◆ WHAT YOU SHOULD DO ◆
Report only the number of lines holding "your".

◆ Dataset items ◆
------------------------------------------------------------

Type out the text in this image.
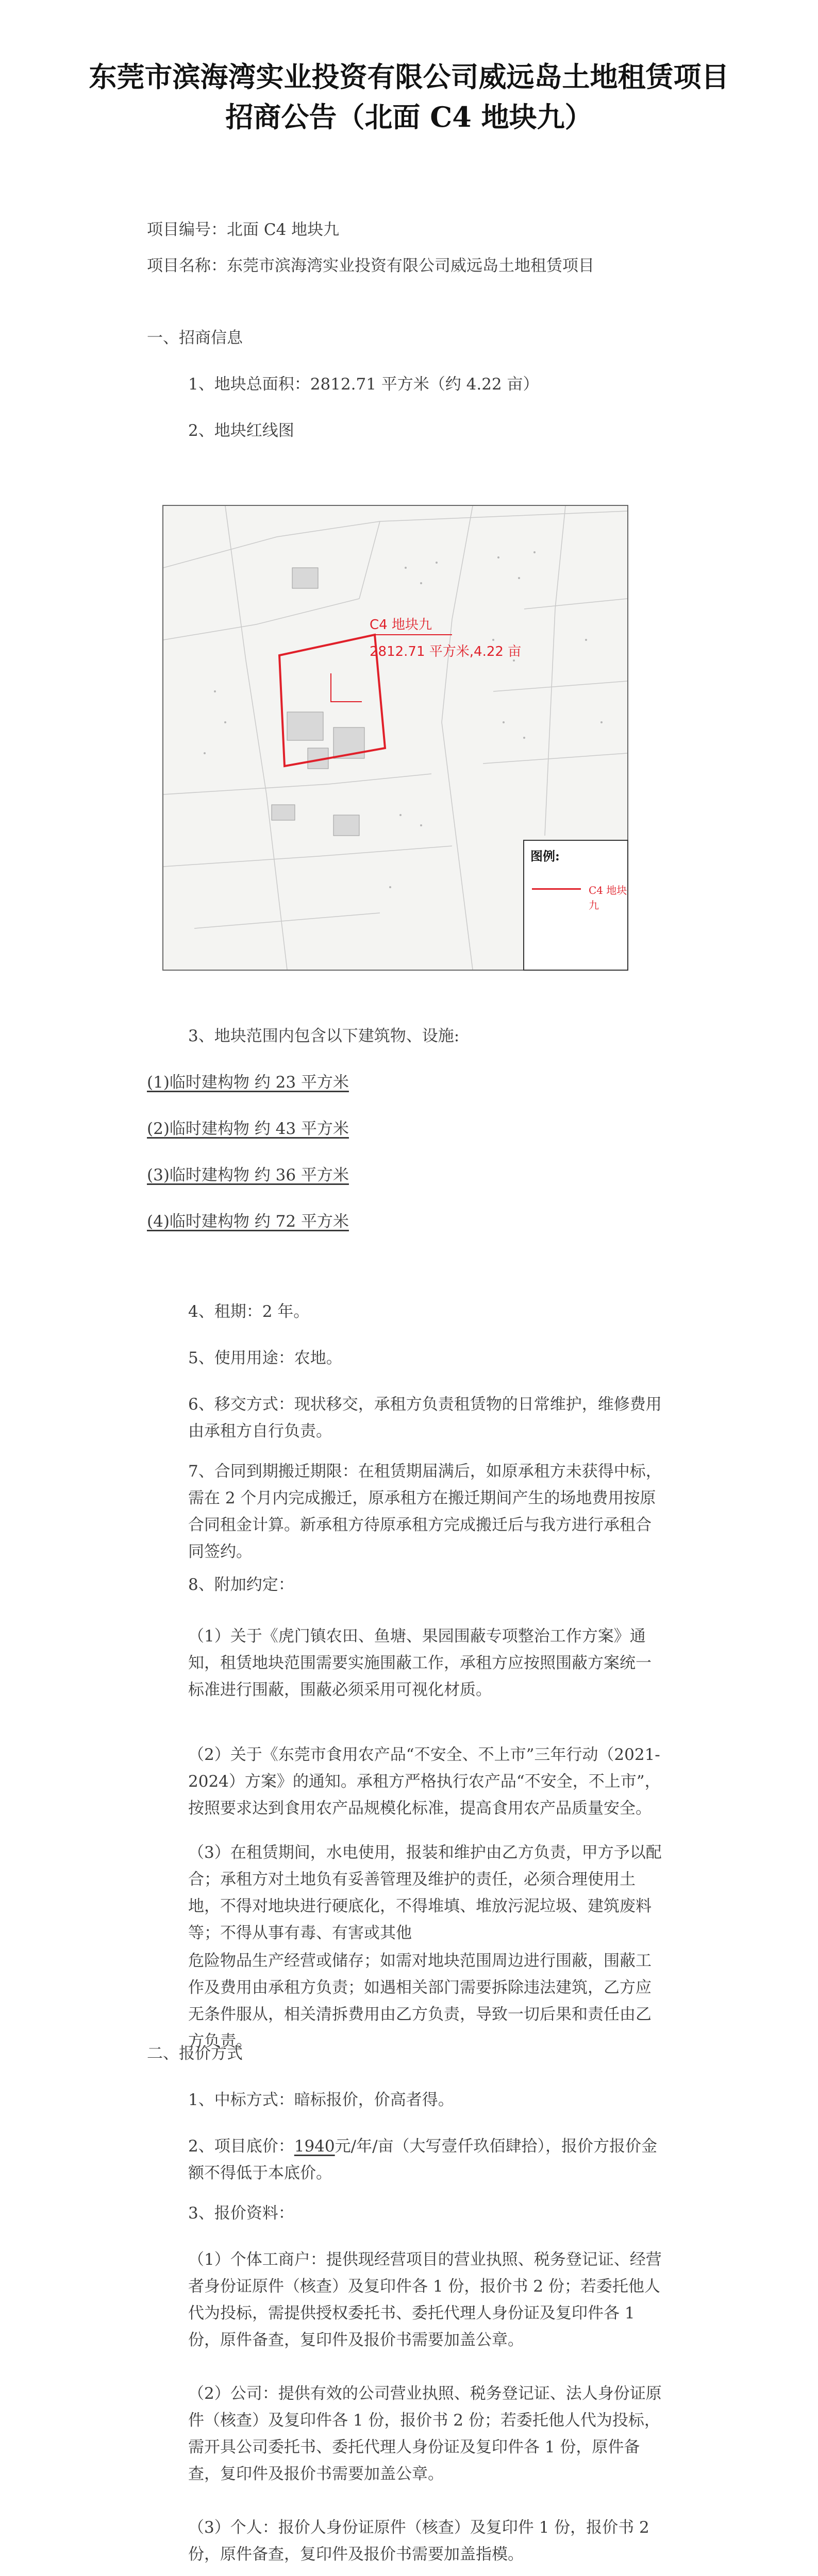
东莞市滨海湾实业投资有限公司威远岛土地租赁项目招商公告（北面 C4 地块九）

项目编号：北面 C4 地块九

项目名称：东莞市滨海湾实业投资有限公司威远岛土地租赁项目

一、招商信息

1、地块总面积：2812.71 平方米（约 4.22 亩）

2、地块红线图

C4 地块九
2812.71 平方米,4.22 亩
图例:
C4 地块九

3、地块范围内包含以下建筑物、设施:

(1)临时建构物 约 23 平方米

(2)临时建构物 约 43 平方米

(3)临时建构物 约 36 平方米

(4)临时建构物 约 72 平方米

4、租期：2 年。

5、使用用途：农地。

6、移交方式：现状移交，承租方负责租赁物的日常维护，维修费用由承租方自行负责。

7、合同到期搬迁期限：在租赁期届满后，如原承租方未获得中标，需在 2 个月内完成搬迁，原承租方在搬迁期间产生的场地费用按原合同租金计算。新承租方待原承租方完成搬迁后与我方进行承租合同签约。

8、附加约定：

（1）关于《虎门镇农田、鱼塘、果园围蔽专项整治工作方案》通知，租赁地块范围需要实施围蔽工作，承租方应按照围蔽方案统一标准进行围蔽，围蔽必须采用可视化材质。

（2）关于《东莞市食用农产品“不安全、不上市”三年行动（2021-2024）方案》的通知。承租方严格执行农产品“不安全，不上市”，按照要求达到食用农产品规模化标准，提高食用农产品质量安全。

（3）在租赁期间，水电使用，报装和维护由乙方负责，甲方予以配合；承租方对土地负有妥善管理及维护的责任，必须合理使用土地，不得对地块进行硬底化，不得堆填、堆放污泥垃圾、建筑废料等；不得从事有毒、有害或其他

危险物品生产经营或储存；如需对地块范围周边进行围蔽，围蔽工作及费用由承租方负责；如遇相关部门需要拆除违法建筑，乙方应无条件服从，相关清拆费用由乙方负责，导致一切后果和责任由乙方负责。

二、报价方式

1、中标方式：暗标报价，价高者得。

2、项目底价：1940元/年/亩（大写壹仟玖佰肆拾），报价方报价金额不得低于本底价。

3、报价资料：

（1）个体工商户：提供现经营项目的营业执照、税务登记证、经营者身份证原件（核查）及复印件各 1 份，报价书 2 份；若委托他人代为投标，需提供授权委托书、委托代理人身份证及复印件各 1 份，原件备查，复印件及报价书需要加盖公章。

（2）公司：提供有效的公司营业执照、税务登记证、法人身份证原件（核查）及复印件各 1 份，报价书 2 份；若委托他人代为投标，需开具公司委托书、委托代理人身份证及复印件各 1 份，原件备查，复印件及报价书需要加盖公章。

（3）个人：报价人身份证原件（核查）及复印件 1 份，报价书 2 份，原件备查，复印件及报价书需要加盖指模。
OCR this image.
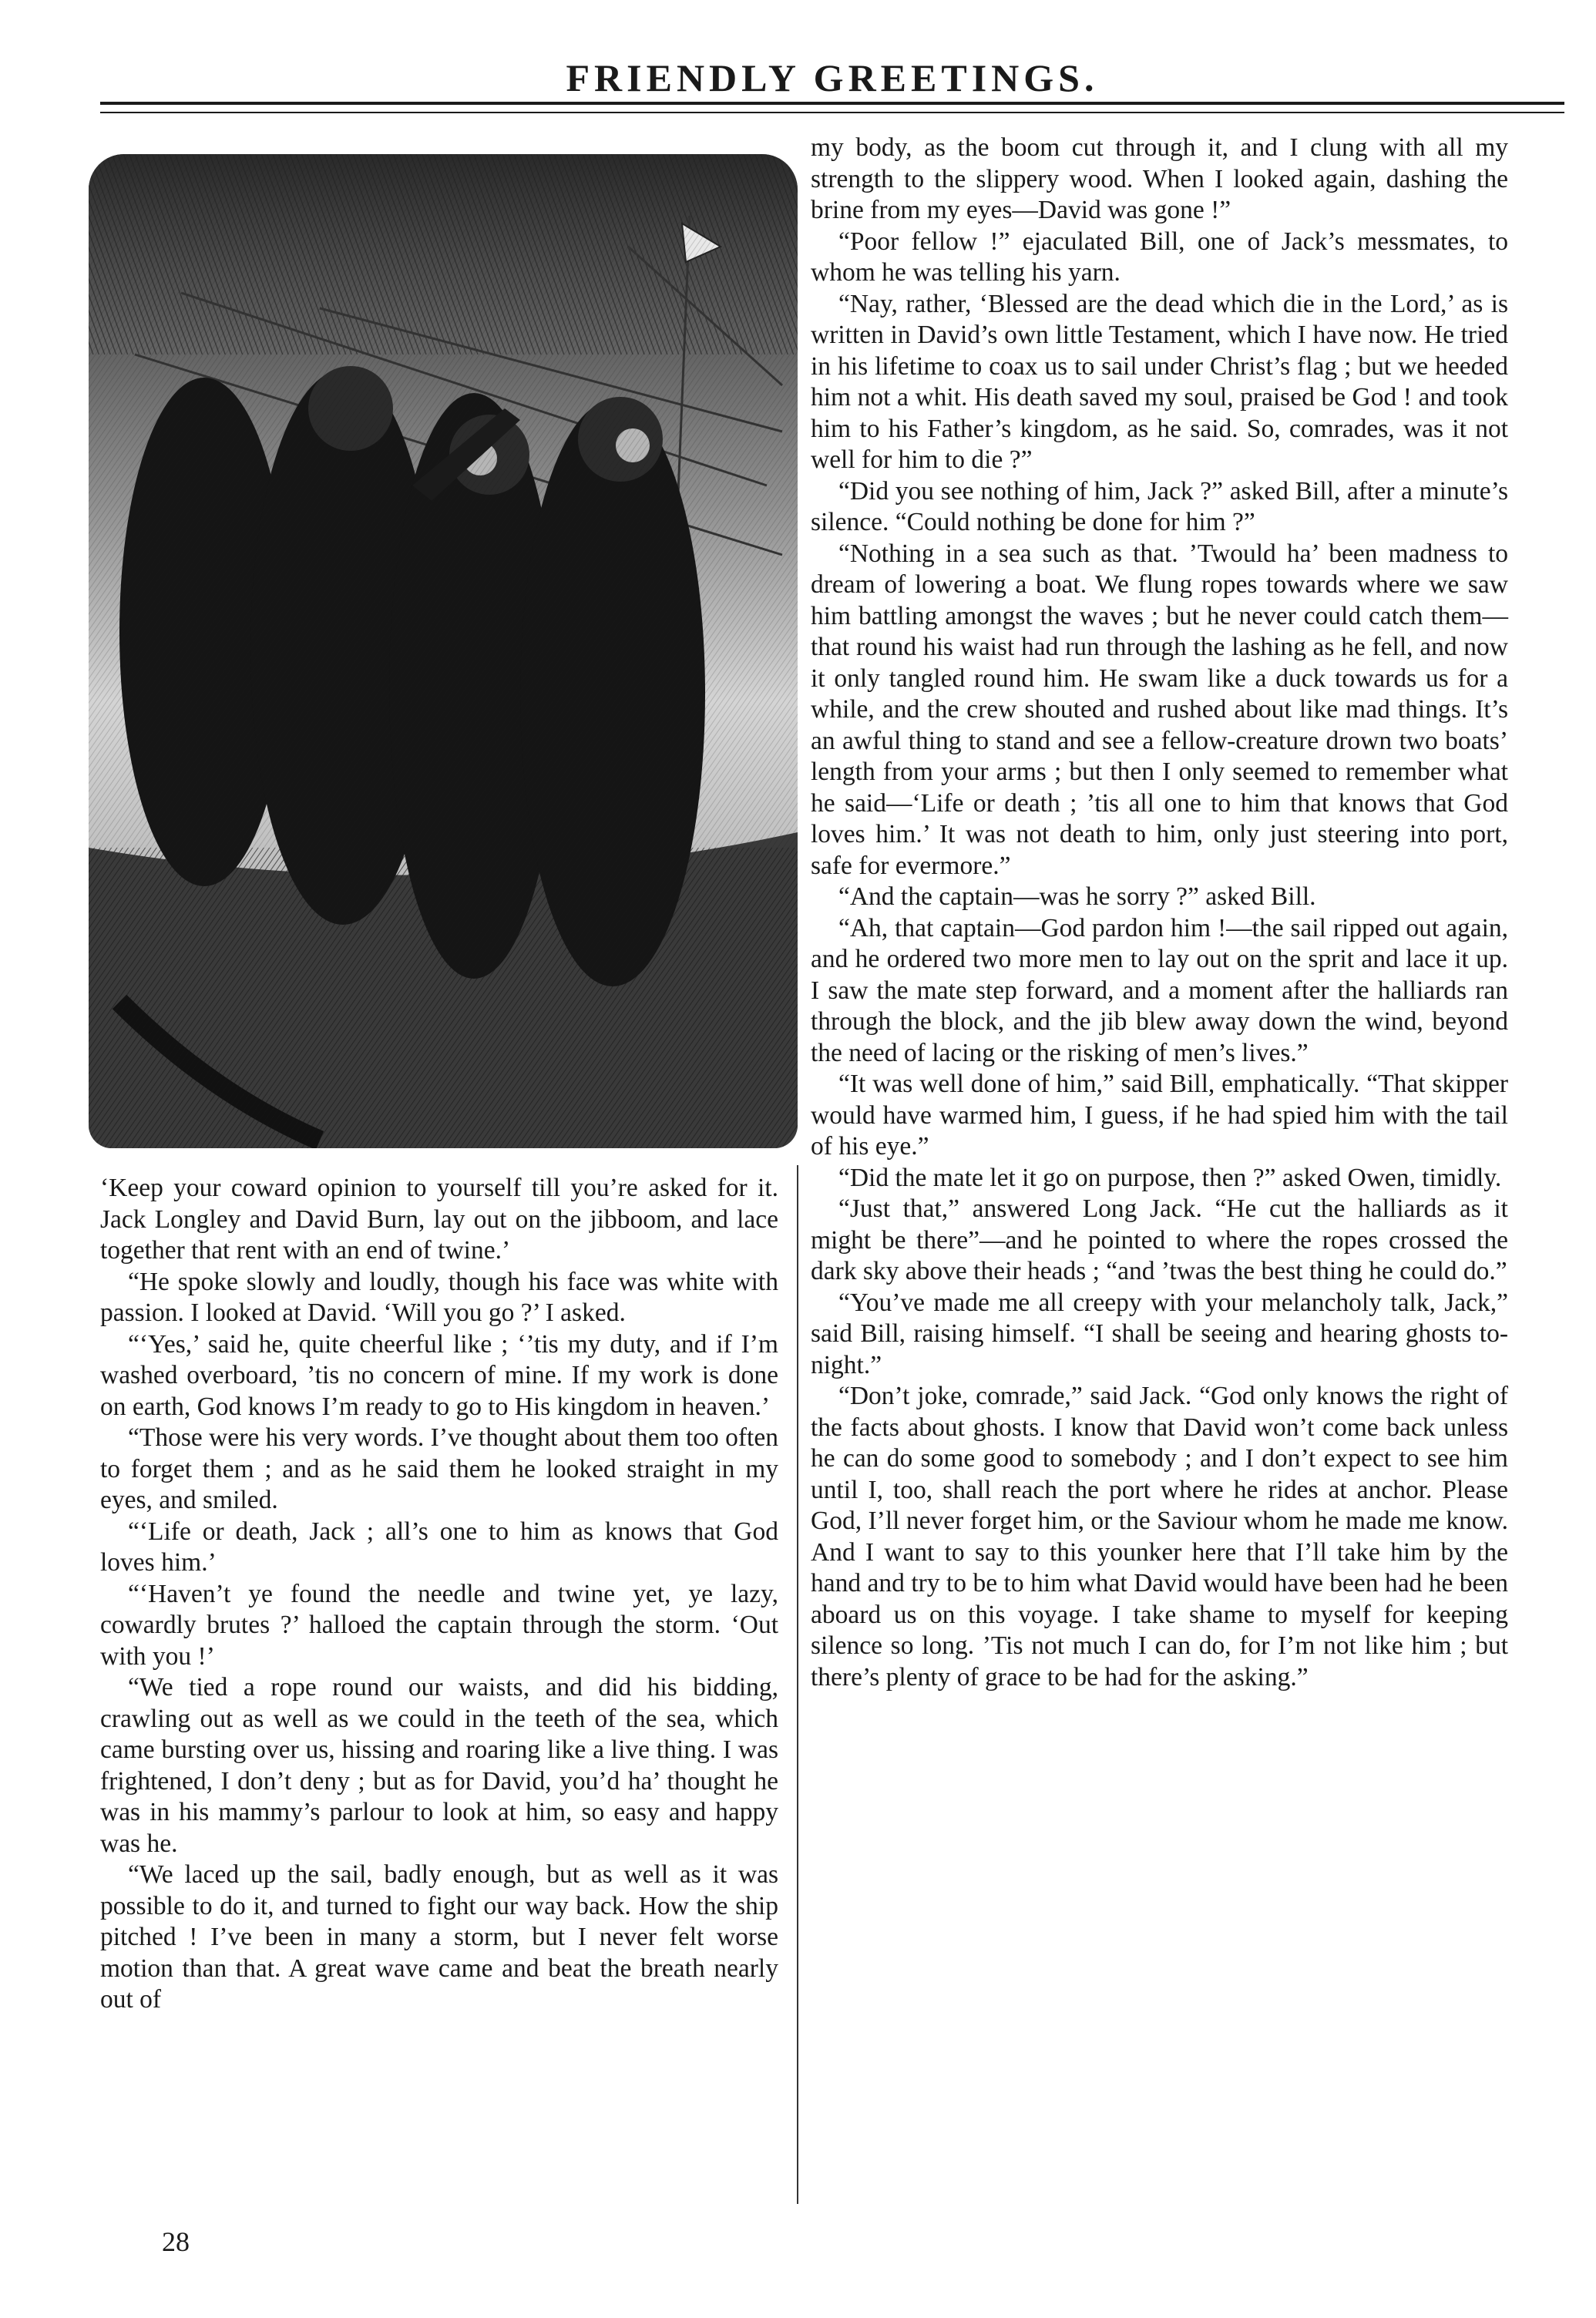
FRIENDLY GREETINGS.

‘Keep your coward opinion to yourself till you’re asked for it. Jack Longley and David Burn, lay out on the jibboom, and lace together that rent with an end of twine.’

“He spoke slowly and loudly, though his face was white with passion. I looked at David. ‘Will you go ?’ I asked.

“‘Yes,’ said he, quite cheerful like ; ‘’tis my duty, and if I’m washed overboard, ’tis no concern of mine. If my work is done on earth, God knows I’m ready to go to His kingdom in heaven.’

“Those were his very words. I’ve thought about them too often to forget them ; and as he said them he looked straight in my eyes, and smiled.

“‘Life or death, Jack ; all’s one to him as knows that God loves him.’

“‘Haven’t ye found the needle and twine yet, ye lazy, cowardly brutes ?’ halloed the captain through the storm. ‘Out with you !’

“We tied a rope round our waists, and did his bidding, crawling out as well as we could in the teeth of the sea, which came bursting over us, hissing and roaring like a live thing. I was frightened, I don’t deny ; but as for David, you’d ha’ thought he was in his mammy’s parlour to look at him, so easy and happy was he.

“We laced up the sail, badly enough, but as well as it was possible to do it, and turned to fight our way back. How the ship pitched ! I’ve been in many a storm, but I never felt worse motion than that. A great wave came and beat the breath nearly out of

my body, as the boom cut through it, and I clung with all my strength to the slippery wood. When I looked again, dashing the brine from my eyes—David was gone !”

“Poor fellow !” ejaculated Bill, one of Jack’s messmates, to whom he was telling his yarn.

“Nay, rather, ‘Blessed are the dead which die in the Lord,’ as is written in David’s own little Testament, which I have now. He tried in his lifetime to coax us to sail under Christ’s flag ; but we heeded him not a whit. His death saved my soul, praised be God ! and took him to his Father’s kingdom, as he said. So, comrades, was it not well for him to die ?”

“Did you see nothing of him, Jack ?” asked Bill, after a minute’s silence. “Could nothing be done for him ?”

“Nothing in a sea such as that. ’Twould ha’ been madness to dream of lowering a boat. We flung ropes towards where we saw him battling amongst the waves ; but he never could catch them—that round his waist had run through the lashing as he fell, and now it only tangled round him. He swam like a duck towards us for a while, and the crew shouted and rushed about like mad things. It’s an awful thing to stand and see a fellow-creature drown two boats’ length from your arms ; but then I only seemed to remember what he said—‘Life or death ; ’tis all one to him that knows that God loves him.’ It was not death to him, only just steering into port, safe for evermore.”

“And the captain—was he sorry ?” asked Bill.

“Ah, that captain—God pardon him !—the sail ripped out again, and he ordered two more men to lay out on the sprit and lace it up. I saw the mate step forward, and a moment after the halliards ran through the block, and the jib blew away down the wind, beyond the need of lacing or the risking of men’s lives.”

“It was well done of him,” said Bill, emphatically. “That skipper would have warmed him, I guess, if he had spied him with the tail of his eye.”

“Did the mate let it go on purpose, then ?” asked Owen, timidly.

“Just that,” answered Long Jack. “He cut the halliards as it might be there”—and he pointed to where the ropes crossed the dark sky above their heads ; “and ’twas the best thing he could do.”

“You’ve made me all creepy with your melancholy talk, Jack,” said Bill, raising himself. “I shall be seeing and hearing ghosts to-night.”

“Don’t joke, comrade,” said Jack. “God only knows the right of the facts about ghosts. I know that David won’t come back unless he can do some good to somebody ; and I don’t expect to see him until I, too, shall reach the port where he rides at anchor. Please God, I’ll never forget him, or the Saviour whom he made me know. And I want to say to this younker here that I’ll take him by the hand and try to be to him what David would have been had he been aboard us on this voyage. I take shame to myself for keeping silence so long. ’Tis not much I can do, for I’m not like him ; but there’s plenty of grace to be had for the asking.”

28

------------------------------------------------------------

◆ SOLVED EXERCISE ◆
3